▶ **Stated problem**: From the listing below, extract every line in which the word "задолженности" appears.
::::::::::
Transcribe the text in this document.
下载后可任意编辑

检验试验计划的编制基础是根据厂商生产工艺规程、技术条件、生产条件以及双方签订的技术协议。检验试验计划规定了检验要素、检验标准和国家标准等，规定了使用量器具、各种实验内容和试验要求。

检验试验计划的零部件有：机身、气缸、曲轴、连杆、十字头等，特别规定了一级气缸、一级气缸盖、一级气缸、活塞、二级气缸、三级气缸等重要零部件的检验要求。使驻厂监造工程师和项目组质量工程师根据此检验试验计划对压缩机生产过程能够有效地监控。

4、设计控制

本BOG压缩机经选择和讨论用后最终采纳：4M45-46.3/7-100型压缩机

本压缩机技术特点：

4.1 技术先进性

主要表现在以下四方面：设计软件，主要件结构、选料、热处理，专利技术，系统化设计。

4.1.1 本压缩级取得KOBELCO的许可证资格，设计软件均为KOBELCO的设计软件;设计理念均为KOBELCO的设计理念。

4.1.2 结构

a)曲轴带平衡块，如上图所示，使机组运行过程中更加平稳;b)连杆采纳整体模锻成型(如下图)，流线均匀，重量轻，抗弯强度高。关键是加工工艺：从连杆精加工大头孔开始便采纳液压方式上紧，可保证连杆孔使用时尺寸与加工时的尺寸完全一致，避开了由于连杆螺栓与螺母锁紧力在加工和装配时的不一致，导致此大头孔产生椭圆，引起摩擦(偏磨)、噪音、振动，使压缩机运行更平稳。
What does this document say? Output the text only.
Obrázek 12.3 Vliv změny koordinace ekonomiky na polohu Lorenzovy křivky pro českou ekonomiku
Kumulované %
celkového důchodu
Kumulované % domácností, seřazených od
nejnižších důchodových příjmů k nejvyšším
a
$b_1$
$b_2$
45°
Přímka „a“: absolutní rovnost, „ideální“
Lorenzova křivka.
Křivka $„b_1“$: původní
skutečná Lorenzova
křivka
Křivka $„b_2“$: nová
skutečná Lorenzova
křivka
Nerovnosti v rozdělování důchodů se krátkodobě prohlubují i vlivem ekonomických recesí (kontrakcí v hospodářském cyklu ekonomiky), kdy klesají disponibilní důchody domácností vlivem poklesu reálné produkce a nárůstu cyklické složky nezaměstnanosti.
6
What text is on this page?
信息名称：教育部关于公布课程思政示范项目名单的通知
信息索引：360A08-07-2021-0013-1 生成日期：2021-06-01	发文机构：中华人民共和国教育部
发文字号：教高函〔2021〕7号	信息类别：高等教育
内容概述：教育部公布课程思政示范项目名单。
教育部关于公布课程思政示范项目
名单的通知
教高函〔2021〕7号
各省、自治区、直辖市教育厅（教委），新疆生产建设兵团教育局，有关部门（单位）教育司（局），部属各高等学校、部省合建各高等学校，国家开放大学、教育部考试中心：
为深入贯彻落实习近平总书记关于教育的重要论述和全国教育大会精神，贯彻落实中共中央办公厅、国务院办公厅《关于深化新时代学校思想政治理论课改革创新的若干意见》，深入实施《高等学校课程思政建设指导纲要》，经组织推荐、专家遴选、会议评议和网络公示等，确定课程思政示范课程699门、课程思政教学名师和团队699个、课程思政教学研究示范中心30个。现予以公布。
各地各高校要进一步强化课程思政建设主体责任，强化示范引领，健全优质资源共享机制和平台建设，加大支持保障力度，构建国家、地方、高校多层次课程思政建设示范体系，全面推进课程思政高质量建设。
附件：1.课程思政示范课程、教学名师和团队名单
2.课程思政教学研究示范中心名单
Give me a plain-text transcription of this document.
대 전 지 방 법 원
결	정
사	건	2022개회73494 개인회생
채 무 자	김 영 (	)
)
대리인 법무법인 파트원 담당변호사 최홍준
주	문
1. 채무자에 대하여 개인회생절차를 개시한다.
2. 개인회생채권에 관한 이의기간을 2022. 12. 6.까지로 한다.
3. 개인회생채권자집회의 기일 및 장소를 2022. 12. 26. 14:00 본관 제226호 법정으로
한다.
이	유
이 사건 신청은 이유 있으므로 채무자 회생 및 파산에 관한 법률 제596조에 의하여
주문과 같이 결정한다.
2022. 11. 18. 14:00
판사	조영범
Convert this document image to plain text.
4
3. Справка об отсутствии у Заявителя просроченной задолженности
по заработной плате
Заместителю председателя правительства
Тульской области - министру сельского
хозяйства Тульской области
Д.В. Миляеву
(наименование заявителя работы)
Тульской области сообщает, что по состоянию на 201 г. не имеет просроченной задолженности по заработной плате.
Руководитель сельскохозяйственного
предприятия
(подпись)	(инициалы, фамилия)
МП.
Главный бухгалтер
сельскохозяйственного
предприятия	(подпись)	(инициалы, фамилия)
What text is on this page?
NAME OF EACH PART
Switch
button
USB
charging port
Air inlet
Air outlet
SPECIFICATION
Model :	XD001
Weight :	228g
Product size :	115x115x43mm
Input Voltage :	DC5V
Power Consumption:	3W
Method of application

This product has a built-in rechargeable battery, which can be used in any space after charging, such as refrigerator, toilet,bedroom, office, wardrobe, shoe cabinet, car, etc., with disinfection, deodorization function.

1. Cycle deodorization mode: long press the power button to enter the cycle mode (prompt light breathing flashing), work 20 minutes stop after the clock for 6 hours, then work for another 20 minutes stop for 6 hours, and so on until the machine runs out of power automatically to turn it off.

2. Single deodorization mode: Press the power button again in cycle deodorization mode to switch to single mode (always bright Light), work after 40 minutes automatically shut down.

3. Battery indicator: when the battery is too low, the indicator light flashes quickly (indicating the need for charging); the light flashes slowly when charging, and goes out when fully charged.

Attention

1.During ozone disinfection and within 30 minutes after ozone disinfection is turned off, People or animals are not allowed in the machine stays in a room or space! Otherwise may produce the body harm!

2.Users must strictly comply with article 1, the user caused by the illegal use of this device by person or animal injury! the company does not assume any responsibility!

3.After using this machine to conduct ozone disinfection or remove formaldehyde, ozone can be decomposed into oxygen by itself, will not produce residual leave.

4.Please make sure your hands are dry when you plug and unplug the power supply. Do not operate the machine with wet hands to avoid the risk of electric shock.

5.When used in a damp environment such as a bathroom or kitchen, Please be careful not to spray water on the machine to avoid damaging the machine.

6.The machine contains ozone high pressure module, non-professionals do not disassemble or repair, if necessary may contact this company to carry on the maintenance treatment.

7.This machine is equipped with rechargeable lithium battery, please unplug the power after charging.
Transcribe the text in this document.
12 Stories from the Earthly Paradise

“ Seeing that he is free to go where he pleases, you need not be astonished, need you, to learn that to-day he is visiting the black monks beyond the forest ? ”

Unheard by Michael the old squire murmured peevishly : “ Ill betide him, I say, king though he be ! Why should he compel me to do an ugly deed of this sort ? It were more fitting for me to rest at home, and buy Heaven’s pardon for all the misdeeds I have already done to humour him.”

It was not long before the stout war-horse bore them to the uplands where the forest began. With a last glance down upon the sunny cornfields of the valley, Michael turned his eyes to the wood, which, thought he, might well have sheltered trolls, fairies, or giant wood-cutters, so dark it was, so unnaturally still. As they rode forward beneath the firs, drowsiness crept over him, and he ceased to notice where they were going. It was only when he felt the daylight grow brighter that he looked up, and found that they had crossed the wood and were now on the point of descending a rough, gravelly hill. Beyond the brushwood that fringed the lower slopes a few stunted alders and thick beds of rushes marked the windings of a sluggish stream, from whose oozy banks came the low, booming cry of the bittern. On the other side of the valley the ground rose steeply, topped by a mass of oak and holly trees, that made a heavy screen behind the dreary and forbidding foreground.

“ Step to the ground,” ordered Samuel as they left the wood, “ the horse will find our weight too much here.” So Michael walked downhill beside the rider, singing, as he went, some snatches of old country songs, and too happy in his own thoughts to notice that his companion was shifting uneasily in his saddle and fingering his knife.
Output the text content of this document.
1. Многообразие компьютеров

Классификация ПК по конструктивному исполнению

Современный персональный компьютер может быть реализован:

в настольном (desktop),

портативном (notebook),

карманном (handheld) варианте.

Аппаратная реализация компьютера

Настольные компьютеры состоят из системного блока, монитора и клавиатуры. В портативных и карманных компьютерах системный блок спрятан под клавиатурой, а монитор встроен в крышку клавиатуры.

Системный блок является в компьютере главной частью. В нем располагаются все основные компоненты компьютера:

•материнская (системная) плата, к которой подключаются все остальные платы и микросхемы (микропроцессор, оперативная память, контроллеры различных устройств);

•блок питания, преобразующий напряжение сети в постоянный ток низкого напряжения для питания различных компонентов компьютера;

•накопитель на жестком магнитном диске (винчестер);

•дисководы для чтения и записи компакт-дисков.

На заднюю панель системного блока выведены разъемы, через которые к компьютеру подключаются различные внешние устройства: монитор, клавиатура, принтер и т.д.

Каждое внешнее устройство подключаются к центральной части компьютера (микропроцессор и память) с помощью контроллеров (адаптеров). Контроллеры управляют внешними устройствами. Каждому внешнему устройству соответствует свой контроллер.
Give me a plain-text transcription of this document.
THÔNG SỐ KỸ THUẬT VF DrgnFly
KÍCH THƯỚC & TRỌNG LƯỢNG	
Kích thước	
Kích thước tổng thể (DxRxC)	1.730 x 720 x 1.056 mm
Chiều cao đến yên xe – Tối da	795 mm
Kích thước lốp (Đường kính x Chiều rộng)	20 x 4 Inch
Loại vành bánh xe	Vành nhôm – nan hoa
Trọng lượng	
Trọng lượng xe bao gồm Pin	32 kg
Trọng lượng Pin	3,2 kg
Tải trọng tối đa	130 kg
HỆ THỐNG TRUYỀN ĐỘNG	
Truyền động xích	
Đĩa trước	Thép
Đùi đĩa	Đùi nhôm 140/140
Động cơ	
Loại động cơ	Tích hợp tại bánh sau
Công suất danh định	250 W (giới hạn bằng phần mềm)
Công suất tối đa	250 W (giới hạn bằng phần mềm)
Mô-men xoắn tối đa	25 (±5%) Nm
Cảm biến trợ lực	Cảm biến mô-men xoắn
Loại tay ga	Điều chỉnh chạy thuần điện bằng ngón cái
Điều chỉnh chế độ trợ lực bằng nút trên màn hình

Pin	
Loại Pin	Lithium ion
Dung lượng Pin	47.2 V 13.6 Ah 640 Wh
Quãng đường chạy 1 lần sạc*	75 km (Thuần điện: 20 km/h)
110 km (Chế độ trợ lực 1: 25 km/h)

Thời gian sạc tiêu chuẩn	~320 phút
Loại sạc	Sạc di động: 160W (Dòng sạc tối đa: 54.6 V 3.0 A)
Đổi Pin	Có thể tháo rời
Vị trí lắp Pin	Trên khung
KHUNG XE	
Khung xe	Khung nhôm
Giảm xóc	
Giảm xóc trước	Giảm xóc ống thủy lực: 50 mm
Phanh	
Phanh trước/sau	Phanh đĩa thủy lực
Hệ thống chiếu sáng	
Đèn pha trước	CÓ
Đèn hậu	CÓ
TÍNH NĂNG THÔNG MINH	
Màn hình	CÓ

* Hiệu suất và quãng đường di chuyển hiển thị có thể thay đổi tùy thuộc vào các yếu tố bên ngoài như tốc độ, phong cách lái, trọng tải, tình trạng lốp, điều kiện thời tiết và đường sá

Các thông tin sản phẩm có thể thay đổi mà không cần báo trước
::::::::::
▶ **Full response**:
3. Справка об отсутствии у Заявителя просроченной задолженности
Тульской области сообщает, что по состоянию на 201 г. не имеет просроченной задолженности по заработной плате.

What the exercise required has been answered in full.